> _Short task 1_:
In the records, take the stretch from their first line through the line that contains "reply-body: 纶：打错字了。她反而没有看出来。 (108, 405, 851, 438)", switch every "thumbs-up-icon" to "like-icon", and give those lines back with nothing else changed.

> _Excerpt to read_:
★ ★ ★ ★ ★ ★ ★

PJM MIC Briefs: Dec. 4, 2024

PJM Lays out 2nd Planned Capacity Market Filing

PJM Vice President of Market Design and Economics Adam Keech told the Market Implementation Committee on Dec. 4 that the RTO plans to file governing document revisions with FERC to expand the requirement that resources must offer into the capacity market to also apply to all resources holding capacity interconnection rights, namely intermittent, hybrid and storage resources.  

The proposal also may include related changes to the market seller offer cap (MSOC). 

A Members Committee meeting has been scheduled for Dec. 13 for PJM to consult with stakeholders on the proposal, and Keech said additional presentations are likely at the Markets and Reliability Committee’s Dec. 18 meeting. With the aim of having the changes effective for the 2026/27 auction, scheduled to be conducted in July, Keech said PJM is targeting making the filing by Feb. 4, which is the deadline for generators to withdraw their capacity status.

★ ★ ★ ★ ★ ★ ★

> _Short task 2_:
According to the PJM MIC brief, by what date is PJM aiming to make its capacity market filing?

★ ★ ★ ★ ★ ★ ★

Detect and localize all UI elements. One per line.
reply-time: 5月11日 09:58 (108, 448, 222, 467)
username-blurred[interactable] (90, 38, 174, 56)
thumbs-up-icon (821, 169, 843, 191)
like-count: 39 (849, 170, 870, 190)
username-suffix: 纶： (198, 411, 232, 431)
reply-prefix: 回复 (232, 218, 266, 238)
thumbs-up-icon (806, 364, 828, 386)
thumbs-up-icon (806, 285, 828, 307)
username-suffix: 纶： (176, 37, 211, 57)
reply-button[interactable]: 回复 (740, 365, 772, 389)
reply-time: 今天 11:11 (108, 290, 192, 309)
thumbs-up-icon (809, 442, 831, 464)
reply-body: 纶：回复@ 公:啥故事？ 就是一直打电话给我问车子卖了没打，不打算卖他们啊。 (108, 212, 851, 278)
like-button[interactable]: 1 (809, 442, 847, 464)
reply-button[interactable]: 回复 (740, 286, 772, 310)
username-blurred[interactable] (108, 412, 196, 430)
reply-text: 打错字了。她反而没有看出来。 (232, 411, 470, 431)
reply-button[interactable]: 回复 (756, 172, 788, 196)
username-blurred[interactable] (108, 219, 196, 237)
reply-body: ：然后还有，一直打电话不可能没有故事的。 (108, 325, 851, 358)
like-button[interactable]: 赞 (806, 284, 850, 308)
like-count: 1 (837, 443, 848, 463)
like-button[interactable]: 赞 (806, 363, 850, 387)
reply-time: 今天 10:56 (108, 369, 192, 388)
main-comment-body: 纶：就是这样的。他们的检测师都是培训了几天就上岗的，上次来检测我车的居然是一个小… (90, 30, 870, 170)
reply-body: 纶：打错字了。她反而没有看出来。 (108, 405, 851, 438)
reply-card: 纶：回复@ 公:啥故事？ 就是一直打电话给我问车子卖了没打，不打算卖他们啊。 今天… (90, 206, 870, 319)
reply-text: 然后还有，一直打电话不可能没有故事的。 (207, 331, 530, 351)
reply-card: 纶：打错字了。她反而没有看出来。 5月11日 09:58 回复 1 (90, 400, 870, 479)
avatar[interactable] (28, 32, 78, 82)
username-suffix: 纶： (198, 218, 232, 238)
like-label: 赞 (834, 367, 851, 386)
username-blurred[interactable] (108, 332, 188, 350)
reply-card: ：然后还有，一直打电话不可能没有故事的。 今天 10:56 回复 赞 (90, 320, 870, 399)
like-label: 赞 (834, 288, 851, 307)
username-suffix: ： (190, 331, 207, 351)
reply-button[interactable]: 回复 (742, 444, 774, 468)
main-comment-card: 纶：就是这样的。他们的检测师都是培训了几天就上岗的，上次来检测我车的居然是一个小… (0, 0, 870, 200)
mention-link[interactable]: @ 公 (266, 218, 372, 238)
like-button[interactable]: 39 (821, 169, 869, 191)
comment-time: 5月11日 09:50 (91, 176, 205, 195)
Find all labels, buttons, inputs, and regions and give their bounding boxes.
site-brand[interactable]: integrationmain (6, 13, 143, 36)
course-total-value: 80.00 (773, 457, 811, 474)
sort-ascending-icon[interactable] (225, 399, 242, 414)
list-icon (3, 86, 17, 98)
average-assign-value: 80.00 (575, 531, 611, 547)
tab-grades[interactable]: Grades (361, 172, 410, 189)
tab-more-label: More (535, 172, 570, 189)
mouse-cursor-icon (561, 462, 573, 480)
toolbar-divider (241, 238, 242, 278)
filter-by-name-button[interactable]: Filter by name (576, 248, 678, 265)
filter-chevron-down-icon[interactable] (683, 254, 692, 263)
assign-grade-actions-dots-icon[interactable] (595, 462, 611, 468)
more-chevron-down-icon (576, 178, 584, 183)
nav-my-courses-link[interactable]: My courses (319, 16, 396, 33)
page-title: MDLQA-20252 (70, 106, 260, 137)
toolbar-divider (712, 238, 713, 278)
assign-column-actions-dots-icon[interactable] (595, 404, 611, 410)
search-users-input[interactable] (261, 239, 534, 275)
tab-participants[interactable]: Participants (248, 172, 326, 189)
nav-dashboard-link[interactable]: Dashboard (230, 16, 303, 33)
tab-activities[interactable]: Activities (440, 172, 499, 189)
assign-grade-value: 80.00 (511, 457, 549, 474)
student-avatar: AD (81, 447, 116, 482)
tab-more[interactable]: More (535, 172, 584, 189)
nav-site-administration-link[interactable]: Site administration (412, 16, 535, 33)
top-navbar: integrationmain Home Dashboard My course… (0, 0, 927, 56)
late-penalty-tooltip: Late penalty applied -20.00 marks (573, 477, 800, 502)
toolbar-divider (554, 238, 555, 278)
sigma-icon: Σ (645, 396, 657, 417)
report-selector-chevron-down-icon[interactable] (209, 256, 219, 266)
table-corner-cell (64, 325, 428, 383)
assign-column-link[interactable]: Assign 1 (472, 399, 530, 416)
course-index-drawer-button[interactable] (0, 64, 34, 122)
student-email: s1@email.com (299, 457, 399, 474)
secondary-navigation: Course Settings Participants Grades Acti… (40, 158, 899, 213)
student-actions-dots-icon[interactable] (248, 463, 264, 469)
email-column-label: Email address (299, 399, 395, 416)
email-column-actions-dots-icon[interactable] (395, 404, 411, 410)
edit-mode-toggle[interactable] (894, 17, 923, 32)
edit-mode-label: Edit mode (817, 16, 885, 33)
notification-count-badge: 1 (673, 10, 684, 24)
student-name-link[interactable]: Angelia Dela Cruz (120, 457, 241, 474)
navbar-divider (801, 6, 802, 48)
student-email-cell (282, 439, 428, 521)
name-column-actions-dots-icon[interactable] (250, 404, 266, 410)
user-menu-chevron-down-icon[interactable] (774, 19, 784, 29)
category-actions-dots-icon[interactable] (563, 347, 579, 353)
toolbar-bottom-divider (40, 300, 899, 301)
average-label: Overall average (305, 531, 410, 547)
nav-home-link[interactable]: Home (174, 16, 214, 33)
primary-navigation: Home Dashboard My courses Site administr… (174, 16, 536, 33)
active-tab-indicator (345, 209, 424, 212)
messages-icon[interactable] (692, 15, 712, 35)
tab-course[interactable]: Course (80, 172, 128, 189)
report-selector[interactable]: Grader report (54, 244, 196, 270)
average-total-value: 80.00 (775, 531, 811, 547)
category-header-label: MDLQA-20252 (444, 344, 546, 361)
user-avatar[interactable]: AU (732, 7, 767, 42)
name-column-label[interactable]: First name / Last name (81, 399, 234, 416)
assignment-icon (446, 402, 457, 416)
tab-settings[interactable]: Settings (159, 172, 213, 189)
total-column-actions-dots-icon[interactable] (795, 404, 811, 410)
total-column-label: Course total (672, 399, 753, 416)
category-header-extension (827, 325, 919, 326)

★ ★ ★ ★ ★ ★ ★

> _Worked answer 1_:
Detect and localize all UI elements. One per line.
reply-time: 5月11日 09:58 (108, 448, 222, 467)
username-blurred[interactable] (90, 38, 174, 56)
like-icon (821, 169, 843, 191)
like-count: 39 (849, 170, 870, 190)
username-suffix: 纶： (198, 411, 232, 431)
reply-prefix: 回复 (232, 218, 266, 238)
like-icon (806, 364, 828, 386)
like-icon (806, 285, 828, 307)
username-suffix: 纶： (176, 37, 211, 57)
reply-button[interactable]: 回复 (740, 365, 772, 389)
reply-time: 今天 11:11 (108, 290, 192, 309)
like-icon (809, 442, 831, 464)
reply-body: 纶：回复@ 公:啥故事？ 就是一直打电话给我问车子卖了没打，不打算卖他们啊。 (108, 212, 851, 278)
like-button[interactable]: 1 (809, 442, 847, 464)
reply-button[interactable]: 回复 (740, 286, 772, 310)
username-blurred[interactable] (108, 412, 196, 430)
reply-text: 打错字了。她反而没有看出来。 (232, 411, 470, 431)
reply-button[interactable]: 回复 (756, 172, 788, 196)
username-blurred[interactable] (108, 219, 196, 237)
reply-body: ：然后还有，一直打电话不可能没有故事的。 (108, 325, 851, 358)
like-button[interactable]: 赞 (806, 284, 850, 308)
like-count: 1 (837, 443, 848, 463)
like-button[interactable]: 赞 (806, 363, 850, 387)
reply-time: 今天 10:56 (108, 369, 192, 388)
main-comment-body: 纶：就是这样的。他们的检测师都是培训了几天就上岗的，上次来检测我车的居然是一个小… (90, 30, 870, 170)
reply-body: 纶：打错字了。她反而没有看出来。 (108, 405, 851, 438)

> _Worked answer 2_:
By Feb. 4.